About this exercise: The answer must consist of each line below that contains the string "پیام".
☆ ☆ ☆ ☆
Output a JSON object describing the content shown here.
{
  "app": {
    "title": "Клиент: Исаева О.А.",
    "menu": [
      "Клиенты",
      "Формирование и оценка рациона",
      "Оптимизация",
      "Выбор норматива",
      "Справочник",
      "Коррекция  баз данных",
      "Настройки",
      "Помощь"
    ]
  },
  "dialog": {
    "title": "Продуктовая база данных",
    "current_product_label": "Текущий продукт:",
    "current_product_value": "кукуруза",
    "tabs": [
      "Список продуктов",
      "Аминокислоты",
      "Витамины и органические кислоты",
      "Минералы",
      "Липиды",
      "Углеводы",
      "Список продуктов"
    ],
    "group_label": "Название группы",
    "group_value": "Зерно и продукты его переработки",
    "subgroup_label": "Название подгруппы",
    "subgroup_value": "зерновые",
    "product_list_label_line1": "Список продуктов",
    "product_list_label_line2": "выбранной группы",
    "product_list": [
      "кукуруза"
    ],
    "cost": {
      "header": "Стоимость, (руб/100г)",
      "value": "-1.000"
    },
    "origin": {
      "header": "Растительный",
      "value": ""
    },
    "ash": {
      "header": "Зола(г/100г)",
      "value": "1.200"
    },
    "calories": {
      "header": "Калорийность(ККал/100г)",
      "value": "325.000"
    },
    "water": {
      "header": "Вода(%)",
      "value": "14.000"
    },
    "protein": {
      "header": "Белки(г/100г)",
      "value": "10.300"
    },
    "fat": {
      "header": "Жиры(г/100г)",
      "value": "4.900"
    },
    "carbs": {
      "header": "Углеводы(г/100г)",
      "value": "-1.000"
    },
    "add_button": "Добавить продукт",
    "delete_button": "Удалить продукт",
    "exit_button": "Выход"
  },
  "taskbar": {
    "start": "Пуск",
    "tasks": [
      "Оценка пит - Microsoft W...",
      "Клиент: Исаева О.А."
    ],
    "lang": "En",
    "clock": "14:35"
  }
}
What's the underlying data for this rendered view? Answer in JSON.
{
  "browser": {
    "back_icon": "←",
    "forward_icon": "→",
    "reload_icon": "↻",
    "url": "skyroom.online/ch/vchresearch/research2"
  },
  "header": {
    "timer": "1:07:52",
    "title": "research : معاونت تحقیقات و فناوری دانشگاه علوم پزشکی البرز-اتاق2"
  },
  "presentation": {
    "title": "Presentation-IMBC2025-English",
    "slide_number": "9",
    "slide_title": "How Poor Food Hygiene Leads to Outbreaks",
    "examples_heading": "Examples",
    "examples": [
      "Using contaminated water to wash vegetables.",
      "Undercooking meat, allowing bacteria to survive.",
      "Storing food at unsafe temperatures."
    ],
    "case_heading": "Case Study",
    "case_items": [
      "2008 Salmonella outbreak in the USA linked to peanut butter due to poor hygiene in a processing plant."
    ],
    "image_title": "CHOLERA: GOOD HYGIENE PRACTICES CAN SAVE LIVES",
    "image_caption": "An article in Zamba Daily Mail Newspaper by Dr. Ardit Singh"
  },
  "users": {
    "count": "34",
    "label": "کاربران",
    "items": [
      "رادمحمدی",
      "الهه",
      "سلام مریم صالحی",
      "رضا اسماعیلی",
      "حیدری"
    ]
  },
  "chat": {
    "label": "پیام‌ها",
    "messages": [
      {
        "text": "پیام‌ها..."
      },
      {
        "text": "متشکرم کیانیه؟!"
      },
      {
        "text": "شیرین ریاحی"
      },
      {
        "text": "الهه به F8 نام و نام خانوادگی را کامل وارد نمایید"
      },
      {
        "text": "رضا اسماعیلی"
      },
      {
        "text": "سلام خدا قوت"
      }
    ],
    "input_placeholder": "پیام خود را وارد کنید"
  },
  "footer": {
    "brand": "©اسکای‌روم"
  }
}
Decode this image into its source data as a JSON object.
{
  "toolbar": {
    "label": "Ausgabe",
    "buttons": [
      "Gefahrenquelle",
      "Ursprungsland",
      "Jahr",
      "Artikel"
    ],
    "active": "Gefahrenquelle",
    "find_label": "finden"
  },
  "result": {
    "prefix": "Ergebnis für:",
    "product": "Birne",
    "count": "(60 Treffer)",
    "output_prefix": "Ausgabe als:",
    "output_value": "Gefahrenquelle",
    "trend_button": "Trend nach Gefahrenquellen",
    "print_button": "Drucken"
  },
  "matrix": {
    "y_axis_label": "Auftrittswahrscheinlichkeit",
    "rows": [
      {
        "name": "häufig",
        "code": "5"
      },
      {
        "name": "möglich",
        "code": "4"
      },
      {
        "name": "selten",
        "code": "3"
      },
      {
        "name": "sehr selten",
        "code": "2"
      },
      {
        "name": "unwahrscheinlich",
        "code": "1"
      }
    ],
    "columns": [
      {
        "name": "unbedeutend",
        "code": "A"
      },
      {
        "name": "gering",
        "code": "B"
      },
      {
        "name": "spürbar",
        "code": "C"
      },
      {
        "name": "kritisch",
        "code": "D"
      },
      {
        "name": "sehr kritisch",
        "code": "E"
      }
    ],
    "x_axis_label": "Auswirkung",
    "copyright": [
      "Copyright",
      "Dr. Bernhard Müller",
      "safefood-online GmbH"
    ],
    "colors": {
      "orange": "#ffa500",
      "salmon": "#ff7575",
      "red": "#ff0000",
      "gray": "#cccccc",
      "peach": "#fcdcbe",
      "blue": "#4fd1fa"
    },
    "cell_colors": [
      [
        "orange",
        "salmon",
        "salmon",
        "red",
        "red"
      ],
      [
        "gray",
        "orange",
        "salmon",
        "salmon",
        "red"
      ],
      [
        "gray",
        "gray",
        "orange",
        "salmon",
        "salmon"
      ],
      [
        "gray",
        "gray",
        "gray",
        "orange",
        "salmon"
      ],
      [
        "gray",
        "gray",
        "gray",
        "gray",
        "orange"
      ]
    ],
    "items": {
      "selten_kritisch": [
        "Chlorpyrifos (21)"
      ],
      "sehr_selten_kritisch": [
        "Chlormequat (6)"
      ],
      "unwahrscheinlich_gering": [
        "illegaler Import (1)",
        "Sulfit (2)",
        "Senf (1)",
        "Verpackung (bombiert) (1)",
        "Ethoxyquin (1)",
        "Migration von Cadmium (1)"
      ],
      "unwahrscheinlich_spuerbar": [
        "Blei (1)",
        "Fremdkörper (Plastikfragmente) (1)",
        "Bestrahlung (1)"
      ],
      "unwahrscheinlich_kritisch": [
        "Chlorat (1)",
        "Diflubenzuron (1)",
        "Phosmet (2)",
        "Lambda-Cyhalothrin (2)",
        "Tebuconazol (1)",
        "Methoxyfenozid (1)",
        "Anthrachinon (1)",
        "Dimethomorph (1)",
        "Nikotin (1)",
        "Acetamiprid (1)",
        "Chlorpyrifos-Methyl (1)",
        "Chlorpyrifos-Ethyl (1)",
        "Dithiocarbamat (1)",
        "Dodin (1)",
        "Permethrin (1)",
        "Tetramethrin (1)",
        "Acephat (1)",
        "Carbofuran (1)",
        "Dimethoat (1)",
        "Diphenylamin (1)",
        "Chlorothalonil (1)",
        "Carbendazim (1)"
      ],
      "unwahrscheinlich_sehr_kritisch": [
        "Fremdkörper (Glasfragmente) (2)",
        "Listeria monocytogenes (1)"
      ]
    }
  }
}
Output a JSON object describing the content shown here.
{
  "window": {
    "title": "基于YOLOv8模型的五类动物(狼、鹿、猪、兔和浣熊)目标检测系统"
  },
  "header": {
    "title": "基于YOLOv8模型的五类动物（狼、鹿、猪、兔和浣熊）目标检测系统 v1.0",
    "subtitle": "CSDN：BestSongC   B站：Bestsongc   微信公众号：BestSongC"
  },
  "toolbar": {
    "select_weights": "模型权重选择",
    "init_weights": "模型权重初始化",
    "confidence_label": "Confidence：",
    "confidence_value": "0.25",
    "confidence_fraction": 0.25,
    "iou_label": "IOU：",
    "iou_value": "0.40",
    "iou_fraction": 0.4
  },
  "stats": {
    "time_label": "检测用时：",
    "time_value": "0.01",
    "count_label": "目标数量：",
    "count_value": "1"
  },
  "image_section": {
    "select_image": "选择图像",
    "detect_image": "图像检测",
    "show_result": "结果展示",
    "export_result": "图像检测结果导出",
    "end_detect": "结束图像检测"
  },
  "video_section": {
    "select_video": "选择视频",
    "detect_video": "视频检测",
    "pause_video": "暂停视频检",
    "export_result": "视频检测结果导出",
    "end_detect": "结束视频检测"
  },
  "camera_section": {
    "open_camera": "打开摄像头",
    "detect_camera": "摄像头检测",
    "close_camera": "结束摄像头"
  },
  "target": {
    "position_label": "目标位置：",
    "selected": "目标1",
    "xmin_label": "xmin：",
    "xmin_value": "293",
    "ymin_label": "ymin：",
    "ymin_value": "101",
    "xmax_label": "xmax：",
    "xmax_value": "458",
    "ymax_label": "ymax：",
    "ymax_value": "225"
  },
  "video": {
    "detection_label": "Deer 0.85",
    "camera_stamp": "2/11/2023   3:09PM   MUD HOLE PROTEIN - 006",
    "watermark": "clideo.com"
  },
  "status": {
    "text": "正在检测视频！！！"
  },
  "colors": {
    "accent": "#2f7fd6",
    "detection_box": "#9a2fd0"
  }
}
☆ ☆ ☆ ☆
Solution for this exercise:
    "label": "پیام‌ها",
        "text": "پیام‌ها..."
    "input_placeholder": "پیام خود را وارد کنید"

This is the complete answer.